Output the entries below as a JSON list of strings, one string per line and no blank lines. Start at the first line of the entries and stop after the line that contains "shift[interactable]: 11:00 - 18:00 Patrick K. TER".

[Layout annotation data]
** START **
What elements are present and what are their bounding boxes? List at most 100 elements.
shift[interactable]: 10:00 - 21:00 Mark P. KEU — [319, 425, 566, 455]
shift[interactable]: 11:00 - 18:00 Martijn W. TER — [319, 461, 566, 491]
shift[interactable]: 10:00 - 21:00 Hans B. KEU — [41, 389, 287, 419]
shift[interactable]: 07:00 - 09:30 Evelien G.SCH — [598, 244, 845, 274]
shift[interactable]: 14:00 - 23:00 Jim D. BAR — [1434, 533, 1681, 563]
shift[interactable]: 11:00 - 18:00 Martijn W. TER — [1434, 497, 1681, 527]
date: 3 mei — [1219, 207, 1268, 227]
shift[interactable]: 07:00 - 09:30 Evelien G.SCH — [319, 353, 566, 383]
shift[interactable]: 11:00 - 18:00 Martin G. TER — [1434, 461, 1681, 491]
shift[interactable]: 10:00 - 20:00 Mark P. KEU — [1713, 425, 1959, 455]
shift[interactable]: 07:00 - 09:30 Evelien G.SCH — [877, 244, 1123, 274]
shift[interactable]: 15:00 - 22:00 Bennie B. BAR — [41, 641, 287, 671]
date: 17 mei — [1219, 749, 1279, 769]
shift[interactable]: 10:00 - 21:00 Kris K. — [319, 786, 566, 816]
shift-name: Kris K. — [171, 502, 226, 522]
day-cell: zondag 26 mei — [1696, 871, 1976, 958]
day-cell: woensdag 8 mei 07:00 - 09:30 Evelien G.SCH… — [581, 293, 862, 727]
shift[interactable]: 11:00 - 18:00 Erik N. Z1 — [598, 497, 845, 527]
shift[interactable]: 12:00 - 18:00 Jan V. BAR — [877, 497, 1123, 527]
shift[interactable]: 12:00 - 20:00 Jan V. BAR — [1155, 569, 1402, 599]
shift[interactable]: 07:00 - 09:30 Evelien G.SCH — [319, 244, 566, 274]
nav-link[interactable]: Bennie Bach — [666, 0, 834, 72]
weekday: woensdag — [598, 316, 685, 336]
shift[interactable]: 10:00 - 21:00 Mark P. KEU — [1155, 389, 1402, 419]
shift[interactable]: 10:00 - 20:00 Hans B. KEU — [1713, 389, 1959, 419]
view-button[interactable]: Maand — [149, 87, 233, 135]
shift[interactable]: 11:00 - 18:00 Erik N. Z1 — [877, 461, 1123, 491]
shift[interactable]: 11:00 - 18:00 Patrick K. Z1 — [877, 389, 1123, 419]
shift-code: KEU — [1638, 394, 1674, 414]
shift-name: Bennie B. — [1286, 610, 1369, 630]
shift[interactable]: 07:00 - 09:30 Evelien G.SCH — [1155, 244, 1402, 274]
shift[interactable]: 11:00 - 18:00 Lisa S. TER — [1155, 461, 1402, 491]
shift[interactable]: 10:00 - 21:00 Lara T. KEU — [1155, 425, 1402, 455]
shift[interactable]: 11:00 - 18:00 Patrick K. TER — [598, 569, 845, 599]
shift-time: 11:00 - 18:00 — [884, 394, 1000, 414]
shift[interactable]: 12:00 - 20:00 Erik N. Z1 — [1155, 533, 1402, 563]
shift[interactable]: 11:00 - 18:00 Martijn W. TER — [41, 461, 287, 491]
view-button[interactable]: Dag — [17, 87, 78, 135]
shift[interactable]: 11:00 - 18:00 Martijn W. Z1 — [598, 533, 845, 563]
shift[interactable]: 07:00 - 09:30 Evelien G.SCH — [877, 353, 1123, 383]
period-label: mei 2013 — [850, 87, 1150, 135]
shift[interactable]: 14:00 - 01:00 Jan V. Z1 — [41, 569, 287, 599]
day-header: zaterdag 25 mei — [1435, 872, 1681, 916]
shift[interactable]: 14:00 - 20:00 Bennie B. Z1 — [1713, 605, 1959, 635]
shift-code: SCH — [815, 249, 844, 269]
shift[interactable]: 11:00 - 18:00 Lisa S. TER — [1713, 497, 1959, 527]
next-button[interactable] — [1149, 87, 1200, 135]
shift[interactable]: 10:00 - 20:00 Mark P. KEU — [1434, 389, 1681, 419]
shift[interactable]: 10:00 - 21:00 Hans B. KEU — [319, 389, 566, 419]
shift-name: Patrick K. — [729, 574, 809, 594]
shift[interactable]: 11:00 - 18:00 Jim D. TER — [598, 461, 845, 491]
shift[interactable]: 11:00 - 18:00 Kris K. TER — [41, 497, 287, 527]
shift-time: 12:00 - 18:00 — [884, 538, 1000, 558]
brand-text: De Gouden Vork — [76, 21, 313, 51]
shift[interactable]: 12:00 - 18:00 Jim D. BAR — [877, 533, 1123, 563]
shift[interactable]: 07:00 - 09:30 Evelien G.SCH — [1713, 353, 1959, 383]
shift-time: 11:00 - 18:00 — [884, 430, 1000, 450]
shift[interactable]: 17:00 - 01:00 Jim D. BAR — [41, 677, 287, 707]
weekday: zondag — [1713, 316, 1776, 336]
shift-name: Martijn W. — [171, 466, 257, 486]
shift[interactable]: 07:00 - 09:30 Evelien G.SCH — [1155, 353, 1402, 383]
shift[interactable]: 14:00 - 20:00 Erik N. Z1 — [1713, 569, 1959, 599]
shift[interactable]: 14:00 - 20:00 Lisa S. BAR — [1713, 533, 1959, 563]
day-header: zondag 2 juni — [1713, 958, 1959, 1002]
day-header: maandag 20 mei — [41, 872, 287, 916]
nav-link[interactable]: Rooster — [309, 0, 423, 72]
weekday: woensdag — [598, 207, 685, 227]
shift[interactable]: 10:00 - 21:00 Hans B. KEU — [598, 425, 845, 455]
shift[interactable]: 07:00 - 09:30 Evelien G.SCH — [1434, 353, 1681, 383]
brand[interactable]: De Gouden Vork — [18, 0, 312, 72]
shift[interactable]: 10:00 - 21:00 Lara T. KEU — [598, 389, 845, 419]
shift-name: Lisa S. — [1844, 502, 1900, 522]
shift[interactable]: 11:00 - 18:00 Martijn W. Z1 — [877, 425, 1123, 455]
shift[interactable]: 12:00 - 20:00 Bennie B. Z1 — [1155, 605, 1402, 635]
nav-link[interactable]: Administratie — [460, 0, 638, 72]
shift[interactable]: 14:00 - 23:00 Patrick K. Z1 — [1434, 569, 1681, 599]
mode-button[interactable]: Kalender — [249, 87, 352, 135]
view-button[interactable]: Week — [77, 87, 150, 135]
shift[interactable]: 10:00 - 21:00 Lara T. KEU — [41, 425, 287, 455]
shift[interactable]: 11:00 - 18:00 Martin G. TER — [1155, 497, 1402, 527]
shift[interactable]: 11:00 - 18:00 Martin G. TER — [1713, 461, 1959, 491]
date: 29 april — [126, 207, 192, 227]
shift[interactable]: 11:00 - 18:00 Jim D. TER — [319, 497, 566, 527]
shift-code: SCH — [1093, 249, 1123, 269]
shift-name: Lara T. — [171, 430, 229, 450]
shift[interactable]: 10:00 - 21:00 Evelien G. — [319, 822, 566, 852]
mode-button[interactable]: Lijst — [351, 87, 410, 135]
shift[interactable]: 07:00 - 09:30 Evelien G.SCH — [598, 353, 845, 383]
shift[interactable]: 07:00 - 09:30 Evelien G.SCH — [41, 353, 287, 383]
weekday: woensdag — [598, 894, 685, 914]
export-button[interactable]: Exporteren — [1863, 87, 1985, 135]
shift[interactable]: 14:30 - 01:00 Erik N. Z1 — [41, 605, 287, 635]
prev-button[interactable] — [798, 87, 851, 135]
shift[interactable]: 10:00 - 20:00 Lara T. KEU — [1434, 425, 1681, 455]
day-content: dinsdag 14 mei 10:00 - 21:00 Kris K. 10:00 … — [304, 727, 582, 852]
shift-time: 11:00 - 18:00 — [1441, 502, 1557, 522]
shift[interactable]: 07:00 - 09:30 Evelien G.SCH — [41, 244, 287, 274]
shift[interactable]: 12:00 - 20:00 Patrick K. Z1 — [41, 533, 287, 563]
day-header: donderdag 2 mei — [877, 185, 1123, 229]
** END **
### [ANSWER TO THE PROBLEM]
[
  "What elements are present and what are their bounding boxes? List at most 100 elements.",
  "shift[interactable]: 10:00 - 21:00 Mark P. KEU — [319, 425, 566, 455]",
  "shift[interactable]: 11:00 - 18:00 Martijn W. TER — [319, 461, 566, 491]",
  "shift[interactable]: 10:00 - 21:00 Hans B. KEU — [41, 389, 287, 419]",
  "shift[interactable]: 07:00 - 09:30 Evelien G.SCH — [598, 244, 845, 274]",
  "shift[interactable]: 14:00 - 23:00 Jim D. BAR — [1434, 533, 1681, 563]",
  "shift[interactable]: 11:00 - 18:00 Martijn W. TER — [1434, 497, 1681, 527]",
  "date: 3 mei — [1219, 207, 1268, 227]",
  "shift[interactable]: 07:00 - 09:30 Evelien G.SCH — [319, 353, 566, 383]",
  "shift[interactable]: 11:00 - 18:00 Martin G. TER — [1434, 461, 1681, 491]",
  "shift[interactable]: 10:00 - 20:00 Mark P. KEU — [1713, 425, 1959, 455]",
  "shift[interactable]: 07:00 - 09:30 Evelien G.SCH — [877, 244, 1123, 274]",
  "shift[interactable]: 15:00 - 22:00 Bennie B. BAR — [41, 641, 287, 671]",
  "date: 17 mei — [1219, 749, 1279, 769]",
  "shift[interactable]: 10:00 - 21:00 Kris K. — [319, 786, 566, 816]",
  "shift-name: Kris K. — [171, 502, 226, 522]",
  "day-cell: zondag 26 mei — [1696, 871, 1976, 958]",
  "day-cell: woensdag 8 mei 07:00 - 09:30 Evelien G.SCH… — [581, 293, 862, 727]",
  "shift[interactable]: 11:00 - 18:00 Erik N. Z1 — [598, 497, 845, 527]",
  "shift[interactable]: 12:00 - 18:00 Jan V. BAR — [877, 497, 1123, 527]",
  "shift[interactable]: 12:00 - 20:00 Jan V. BAR — [1155, 569, 1402, 599]",
  "shift[interactable]: 07:00 - 09:30 Evelien G.SCH — [319, 244, 566, 274]",
  "nav-link[interactable]: Bennie Bach — [666, 0, 834, 72]",
  "weekday: woensdag — [598, 316, 685, 336]",
  "shift[interactable]: 10:00 - 21:00 Mark P. KEU — [1155, 389, 1402, 419]",
  "shift[interactable]: 10:00 - 20:00 Hans B. KEU — [1713, 389, 1959, 419]",
  "view-button[interactable]: Maand — [149, 87, 233, 135]",
  "shift[interactable]: 11:00 - 18:00 Erik N. Z1 — [877, 461, 1123, 491]",
  "shift[interactable]: 11:00 - 18:00 Patrick K. Z1 — [877, 389, 1123, 419]",
  "shift-code: KEU — [1638, 394, 1674, 414]",
  "shift-name: Bennie B. — [1286, 610, 1369, 630]",
  "shift[interactable]: 07:00 - 09:30 Evelien G.SCH — [1155, 244, 1402, 274]",
  "shift[interactable]: 11:00 - 18:00 Lisa S. TER — [1155, 461, 1402, 491]",
  "shift[interactable]: 10:00 - 21:00 Lara T. KEU — [1155, 425, 1402, 455]",
  "shift[interactable]: 11:00 - 18:00 Patrick K. TER — [598, 569, 845, 599]"
]